┌──
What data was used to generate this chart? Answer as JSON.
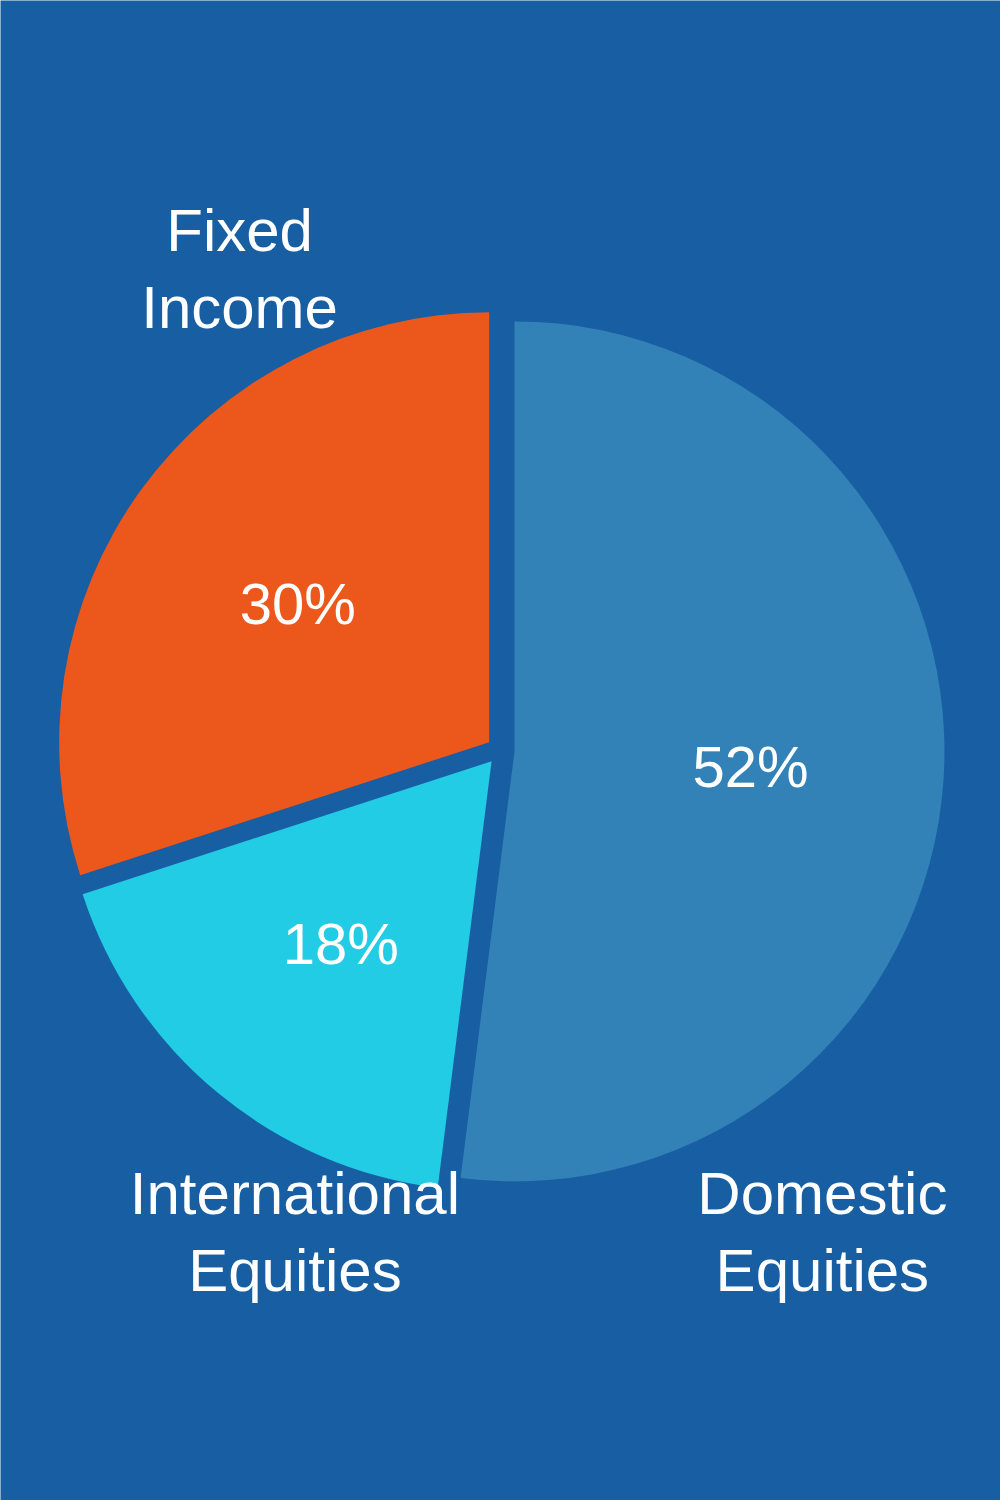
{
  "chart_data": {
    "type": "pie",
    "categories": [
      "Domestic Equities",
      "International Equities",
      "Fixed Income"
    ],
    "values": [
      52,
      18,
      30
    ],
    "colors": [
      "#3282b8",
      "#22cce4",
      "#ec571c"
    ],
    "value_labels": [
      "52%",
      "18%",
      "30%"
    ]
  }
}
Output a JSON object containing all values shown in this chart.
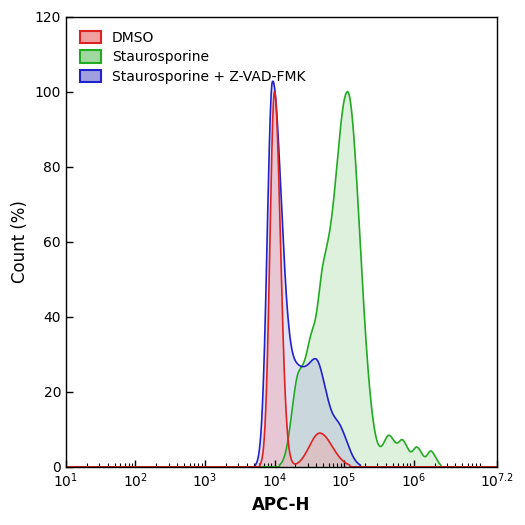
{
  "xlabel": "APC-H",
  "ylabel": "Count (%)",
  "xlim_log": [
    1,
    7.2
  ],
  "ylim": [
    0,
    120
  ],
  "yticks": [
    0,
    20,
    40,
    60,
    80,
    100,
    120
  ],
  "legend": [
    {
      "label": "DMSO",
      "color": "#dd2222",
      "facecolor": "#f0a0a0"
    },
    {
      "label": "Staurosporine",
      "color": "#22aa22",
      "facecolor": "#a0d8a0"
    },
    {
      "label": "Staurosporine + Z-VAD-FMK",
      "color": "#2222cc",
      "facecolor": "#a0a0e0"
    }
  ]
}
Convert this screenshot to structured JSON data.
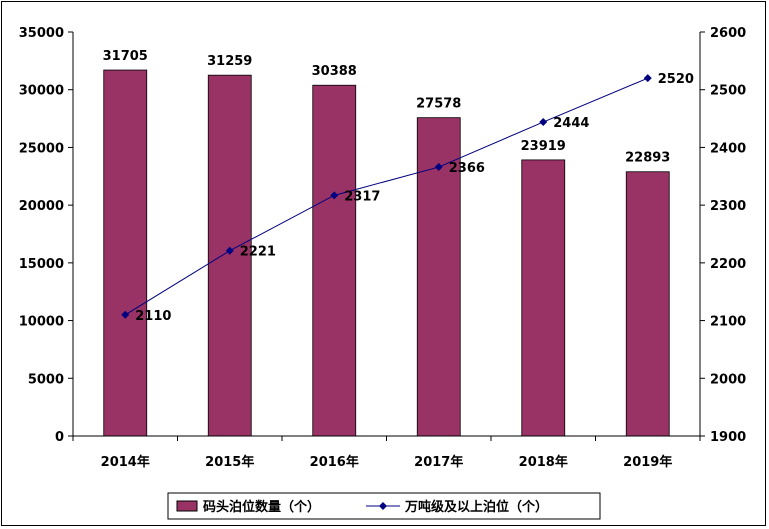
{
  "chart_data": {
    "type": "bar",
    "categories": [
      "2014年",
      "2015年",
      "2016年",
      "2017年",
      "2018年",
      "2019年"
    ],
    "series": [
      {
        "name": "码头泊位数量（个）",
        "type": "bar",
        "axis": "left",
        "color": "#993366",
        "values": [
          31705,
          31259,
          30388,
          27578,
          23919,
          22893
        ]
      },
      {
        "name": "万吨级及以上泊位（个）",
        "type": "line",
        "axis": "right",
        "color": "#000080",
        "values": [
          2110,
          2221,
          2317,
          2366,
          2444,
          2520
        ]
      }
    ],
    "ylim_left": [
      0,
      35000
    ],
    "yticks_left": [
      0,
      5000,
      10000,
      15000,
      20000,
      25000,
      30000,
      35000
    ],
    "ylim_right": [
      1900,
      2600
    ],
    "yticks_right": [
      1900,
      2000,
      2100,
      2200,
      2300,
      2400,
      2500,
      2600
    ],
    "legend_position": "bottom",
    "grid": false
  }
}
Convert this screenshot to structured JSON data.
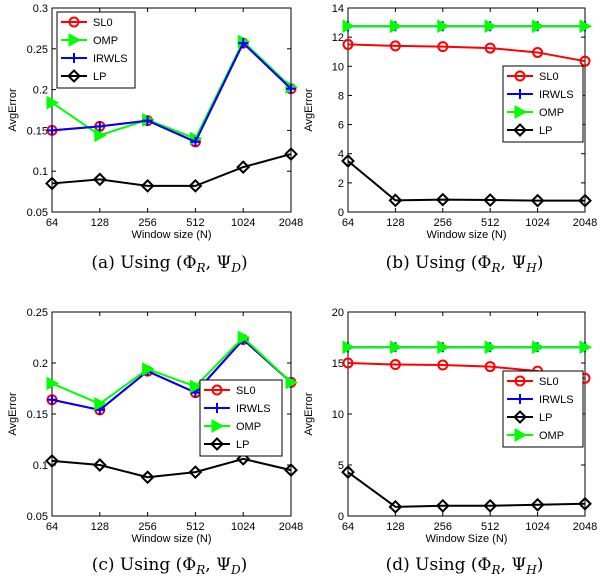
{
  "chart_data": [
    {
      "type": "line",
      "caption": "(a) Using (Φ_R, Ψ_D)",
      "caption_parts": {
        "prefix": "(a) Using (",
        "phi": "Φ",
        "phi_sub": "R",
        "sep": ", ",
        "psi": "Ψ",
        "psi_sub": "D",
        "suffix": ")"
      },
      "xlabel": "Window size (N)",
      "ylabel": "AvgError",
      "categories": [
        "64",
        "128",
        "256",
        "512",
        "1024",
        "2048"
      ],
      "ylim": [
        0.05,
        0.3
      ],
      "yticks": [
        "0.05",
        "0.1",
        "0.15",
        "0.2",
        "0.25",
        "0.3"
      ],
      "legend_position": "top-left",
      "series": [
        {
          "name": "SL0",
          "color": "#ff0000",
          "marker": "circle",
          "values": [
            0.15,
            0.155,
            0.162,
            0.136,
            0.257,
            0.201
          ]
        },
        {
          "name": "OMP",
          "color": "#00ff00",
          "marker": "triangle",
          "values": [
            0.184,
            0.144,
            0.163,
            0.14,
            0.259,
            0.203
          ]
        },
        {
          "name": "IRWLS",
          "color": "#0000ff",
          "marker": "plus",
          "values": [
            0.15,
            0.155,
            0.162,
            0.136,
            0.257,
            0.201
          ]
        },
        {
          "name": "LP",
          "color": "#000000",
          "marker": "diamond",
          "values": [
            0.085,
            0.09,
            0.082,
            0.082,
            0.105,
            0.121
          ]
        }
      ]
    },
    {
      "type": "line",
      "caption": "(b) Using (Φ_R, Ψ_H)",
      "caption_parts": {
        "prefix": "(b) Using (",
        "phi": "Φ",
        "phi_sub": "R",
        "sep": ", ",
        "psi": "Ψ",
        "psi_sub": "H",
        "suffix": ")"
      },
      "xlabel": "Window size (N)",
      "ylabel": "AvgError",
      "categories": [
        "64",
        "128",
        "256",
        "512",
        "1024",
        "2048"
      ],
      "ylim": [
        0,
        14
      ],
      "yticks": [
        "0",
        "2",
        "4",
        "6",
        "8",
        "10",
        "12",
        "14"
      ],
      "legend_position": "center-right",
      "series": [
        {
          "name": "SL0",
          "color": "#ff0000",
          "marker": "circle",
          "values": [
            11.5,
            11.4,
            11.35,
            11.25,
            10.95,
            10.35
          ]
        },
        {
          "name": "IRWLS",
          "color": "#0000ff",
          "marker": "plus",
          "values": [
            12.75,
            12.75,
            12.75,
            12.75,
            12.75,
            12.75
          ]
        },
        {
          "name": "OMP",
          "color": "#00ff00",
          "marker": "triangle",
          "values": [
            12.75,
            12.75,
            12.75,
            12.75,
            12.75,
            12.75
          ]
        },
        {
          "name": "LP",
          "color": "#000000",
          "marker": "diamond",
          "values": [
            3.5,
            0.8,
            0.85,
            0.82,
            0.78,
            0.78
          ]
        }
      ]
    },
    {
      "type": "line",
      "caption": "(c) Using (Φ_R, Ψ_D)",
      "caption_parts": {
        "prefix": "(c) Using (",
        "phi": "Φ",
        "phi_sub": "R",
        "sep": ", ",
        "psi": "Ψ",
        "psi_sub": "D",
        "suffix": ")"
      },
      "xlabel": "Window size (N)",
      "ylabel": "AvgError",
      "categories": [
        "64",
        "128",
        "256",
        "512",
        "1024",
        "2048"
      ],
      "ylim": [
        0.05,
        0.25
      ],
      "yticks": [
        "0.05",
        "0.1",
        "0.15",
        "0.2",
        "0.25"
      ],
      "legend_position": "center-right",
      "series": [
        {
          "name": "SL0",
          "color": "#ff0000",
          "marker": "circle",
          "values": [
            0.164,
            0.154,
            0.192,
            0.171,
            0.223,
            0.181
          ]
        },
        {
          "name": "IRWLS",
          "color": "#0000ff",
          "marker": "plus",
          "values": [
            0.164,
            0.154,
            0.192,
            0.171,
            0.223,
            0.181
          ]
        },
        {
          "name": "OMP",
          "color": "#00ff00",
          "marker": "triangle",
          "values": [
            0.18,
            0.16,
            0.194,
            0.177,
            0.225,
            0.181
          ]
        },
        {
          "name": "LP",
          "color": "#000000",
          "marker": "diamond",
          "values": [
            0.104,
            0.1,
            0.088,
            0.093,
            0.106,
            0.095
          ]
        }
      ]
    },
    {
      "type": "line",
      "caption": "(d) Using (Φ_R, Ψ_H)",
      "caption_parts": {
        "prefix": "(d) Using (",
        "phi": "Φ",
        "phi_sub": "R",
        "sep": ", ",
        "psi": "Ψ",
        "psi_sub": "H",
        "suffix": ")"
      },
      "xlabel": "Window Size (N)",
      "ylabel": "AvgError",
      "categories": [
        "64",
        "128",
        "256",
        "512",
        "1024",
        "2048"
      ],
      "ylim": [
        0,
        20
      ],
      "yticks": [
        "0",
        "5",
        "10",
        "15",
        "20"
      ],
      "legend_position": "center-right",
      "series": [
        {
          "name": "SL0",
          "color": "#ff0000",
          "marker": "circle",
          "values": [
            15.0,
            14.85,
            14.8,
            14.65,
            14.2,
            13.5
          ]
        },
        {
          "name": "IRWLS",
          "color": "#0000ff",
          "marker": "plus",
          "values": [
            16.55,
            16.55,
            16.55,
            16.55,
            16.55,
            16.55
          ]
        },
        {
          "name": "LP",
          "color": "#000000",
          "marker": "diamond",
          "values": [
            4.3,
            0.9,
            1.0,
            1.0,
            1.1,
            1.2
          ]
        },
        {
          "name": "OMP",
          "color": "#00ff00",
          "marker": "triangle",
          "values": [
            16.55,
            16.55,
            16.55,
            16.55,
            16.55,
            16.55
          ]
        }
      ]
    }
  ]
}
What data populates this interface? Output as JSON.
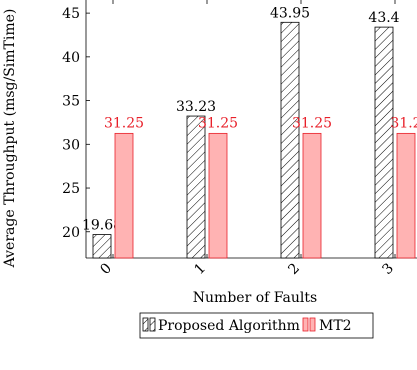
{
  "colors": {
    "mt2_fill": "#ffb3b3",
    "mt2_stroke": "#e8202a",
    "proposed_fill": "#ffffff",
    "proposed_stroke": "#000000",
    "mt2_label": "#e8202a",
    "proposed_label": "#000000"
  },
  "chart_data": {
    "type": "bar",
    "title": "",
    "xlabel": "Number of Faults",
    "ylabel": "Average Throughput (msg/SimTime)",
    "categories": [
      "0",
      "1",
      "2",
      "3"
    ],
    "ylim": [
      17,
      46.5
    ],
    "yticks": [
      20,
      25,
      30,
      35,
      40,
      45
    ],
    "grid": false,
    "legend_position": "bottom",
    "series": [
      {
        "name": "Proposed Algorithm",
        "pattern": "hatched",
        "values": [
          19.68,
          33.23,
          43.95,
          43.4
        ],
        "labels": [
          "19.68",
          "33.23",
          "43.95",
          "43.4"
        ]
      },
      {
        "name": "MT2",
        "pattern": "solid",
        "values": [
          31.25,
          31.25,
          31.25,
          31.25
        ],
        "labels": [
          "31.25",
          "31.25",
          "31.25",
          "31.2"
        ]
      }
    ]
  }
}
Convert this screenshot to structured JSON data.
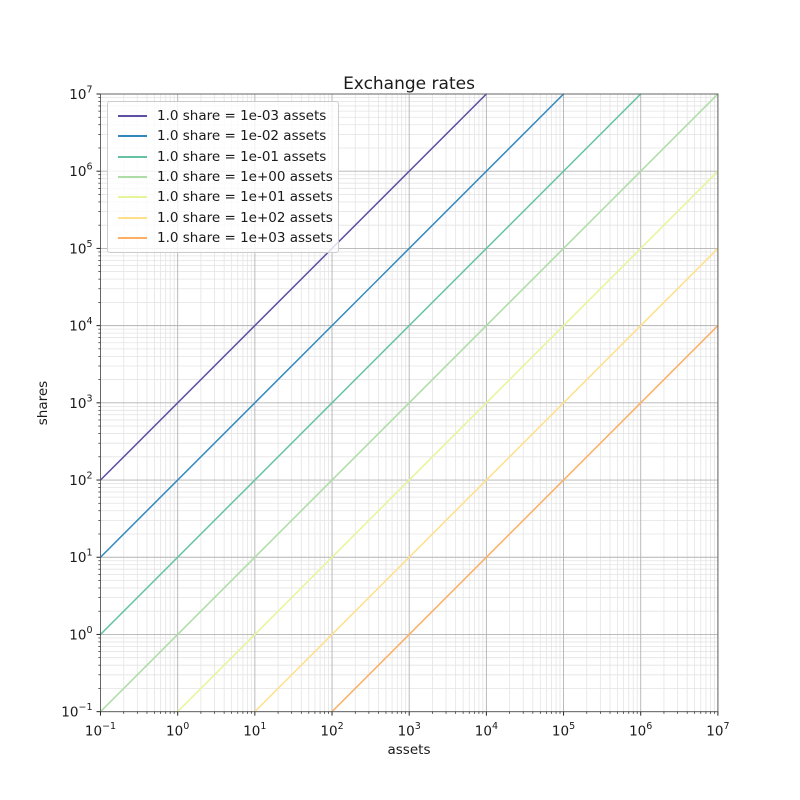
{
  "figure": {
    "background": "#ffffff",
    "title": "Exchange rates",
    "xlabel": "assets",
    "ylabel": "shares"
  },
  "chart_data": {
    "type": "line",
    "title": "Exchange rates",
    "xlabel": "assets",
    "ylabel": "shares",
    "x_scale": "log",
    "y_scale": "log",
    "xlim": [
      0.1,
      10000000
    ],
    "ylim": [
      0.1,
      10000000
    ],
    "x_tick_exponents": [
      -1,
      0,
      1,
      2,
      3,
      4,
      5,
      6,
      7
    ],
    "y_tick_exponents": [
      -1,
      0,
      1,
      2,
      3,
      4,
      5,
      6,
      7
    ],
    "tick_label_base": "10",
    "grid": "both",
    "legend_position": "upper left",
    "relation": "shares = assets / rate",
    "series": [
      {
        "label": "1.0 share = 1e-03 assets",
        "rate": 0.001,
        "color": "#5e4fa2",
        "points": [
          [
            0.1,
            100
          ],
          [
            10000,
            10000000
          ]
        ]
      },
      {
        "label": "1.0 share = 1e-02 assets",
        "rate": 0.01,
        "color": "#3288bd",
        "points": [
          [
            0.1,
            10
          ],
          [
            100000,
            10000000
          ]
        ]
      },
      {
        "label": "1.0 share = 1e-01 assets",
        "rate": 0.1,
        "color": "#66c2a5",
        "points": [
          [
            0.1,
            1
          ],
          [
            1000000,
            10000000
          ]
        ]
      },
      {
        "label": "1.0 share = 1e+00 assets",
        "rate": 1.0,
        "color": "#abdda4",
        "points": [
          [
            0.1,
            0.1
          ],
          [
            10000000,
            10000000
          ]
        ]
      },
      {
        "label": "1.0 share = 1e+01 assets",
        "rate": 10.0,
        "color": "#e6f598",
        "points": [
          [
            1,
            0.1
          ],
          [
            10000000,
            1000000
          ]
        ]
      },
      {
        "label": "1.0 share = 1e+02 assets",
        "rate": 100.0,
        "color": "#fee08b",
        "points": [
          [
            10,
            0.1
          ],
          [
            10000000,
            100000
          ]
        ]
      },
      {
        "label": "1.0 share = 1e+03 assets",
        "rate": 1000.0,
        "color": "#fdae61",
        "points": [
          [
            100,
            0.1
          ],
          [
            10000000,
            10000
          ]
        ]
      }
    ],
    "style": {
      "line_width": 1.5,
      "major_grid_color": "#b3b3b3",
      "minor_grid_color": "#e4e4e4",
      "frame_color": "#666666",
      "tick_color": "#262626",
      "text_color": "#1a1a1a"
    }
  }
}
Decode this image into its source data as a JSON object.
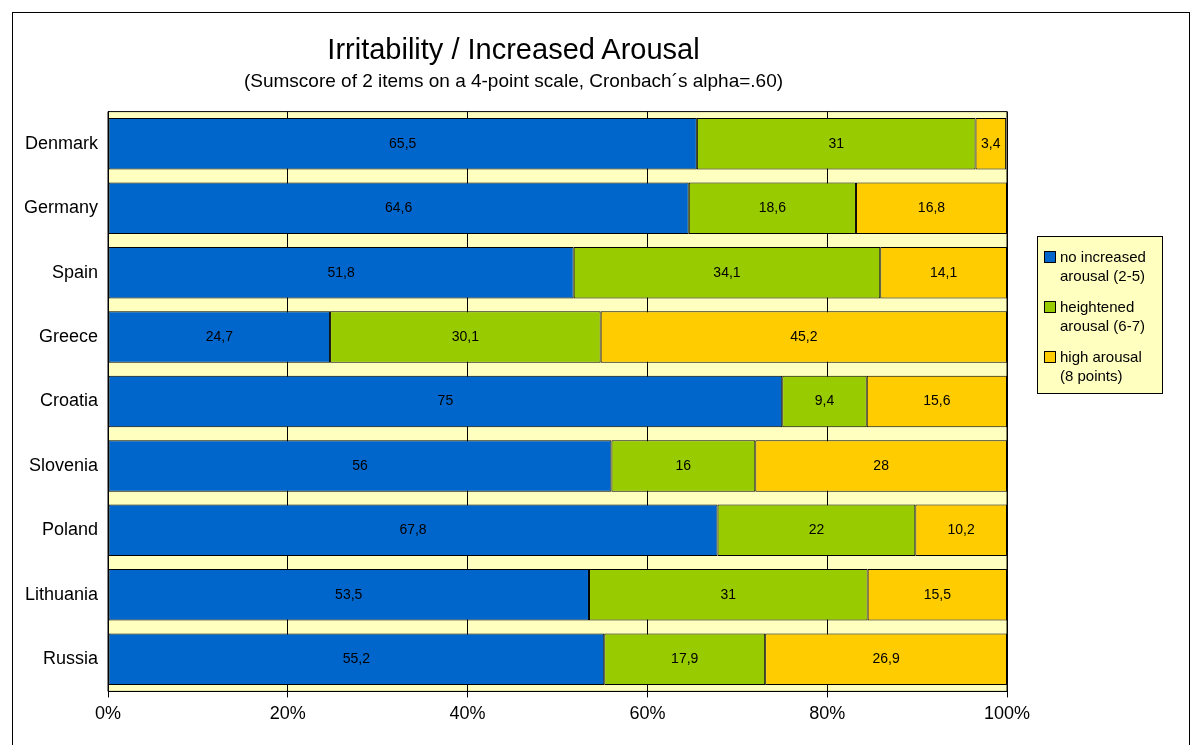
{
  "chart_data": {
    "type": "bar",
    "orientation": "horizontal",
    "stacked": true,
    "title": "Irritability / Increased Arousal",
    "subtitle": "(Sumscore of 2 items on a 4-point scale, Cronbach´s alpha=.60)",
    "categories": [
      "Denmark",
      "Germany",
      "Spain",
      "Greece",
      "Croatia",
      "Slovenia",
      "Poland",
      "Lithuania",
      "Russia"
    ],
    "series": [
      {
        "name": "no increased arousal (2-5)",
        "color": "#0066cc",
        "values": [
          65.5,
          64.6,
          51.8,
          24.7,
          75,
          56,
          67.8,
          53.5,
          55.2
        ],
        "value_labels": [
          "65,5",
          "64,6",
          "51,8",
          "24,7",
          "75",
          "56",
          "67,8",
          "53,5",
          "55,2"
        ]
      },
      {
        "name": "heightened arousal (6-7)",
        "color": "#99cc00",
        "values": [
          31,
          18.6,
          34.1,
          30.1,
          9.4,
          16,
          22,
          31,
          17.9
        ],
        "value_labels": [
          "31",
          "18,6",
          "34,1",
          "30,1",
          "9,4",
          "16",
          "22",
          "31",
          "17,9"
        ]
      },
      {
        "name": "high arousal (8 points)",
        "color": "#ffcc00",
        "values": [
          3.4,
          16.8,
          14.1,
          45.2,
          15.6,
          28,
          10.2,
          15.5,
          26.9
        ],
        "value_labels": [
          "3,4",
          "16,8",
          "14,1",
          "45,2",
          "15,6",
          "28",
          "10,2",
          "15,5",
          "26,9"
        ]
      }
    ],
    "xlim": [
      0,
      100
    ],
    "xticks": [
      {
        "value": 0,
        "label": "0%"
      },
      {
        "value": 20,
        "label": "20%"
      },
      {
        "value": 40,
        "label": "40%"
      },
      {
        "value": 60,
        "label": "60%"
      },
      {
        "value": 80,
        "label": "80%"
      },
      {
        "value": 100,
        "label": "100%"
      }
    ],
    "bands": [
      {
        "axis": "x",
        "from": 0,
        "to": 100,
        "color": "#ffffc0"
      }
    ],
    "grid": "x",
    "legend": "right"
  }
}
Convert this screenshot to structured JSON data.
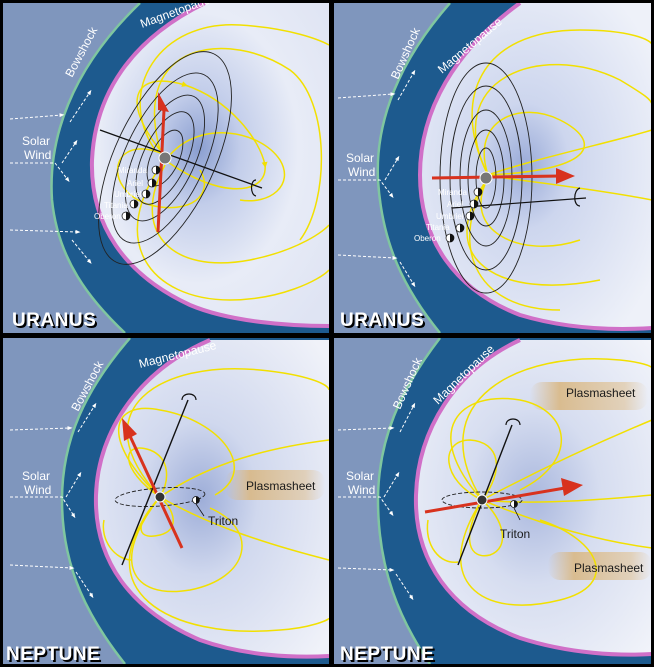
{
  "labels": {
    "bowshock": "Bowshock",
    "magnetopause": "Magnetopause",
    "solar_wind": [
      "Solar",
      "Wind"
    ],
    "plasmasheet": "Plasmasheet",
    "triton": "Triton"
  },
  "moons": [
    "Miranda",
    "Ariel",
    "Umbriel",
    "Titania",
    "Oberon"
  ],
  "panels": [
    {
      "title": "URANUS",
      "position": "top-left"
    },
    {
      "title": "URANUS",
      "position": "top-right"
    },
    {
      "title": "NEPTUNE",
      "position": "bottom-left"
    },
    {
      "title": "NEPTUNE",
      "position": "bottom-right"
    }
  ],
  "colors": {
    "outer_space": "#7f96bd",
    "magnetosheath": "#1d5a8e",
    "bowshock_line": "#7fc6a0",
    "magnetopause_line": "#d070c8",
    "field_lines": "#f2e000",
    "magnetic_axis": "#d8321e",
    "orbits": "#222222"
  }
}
└──
Search the listing for the word "Output" and return each line that holds it.

Output a JSON object containing all values shown in this chart.
What data populates this interface? Output as JSON.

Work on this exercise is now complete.